WHAT IS BEING ASKED =
Every record should be written out exactly, please.

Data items
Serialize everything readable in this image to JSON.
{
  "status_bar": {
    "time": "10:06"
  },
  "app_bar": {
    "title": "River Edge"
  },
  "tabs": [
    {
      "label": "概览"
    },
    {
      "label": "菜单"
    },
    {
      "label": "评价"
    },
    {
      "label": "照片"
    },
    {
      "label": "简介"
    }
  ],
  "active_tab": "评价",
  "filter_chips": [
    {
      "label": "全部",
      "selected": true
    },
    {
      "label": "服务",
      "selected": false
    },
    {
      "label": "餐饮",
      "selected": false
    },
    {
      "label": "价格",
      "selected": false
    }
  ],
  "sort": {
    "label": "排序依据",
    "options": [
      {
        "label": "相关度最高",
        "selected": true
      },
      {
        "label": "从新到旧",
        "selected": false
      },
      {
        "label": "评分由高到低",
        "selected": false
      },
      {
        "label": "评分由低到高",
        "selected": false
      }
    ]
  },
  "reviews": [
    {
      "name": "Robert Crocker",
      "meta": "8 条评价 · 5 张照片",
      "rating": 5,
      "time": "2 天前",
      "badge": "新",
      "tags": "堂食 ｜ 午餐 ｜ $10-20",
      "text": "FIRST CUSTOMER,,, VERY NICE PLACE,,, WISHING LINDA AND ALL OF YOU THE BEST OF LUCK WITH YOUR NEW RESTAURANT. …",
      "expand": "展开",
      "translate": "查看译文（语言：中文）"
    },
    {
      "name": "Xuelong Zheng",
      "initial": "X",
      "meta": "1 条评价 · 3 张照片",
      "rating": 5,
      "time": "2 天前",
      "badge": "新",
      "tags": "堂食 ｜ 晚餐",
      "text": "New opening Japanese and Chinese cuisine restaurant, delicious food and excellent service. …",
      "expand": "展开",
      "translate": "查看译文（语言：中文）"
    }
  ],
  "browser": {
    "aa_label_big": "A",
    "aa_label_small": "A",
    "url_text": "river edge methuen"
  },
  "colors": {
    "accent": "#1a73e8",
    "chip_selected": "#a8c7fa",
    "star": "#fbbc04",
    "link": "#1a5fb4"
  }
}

RIGHT ANSWER =
Serialize everything readable in this image to JSON.
{
  "status_bar": {
    "time": "10:06"
  },
  "app_bar": {
    "title": "River Edge"
  },
  "tabs": [
    {
      "label": "概览"
    },
    {
      "label": "菜单"
    },
    {
      "label": "评价"
    },
    {
      "label": "照片"
    },
    {
      "label": "简介"
    }
  ],
  "active_tab": "评价",
  "filter_chips": [
    {
      "label": "全部",
      "selected": true
    },
    {
      "label": "服务",
      "selected": false
    },
    {
      "label": "餐饮",
      "selected": false
    },
    {
      "label": "价格",
      "selected": false
    }
  ],
  "sort": {
    "label": "排序依据",
    "options": [
      {
        "label": "相关度最高",
        "selected": true
      },
      {
        "label": "从新到旧",
        "selected": false
      },
      {
        "label": "评分由高到低",
        "selected": false
      },
      {
        "label": "评分由低到高",
        "selected": false
      }
    ]
  },
  "reviews": [
    {
      "name": "Robert Crocker",
      "meta": "8 条评价 · 5 张照片",
      "rating": 5,
      "time": "2 天前",
      "badge": "新",
      "tags": "堂食 ｜ 午餐 ｜ $10-20",
      "text": "FIRST CUSTOMER,,, VERY NICE PLACE,,, WISHING LINDA AND ALL OF YOU THE BEST OF LUCK WITH YOUR NEW RESTAURANT. …",
      "expand": "展开",
      "translate": "查看译文（语言：中文）"
    },
    {
      "name": "Xuelong Zheng",
      "initial": "X",
      "meta": "1 条评价 · 3 张照片",
      "rating": 5,
      "time": "2 天前",
      "badge": "新",
      "tags": "堂食 ｜ 晚餐",
      "text": "New opening Japanese and Chinese cuisine restaurant, delicious food and excellent service. …",
      "expand": "展开",
      "translate": "查看译文（语言：中文）"
    }
  ],
  "browser": {
    "aa_label_big": "A",
    "aa_label_small": "A",
    "url_text": "river edge methuen"
  },
  "colors": {
    "accent": "#1a73e8",
    "chip_selected": "#a8c7fa",
    "star": "#fbbc04",
    "link": "#1a5fb4"
  }
}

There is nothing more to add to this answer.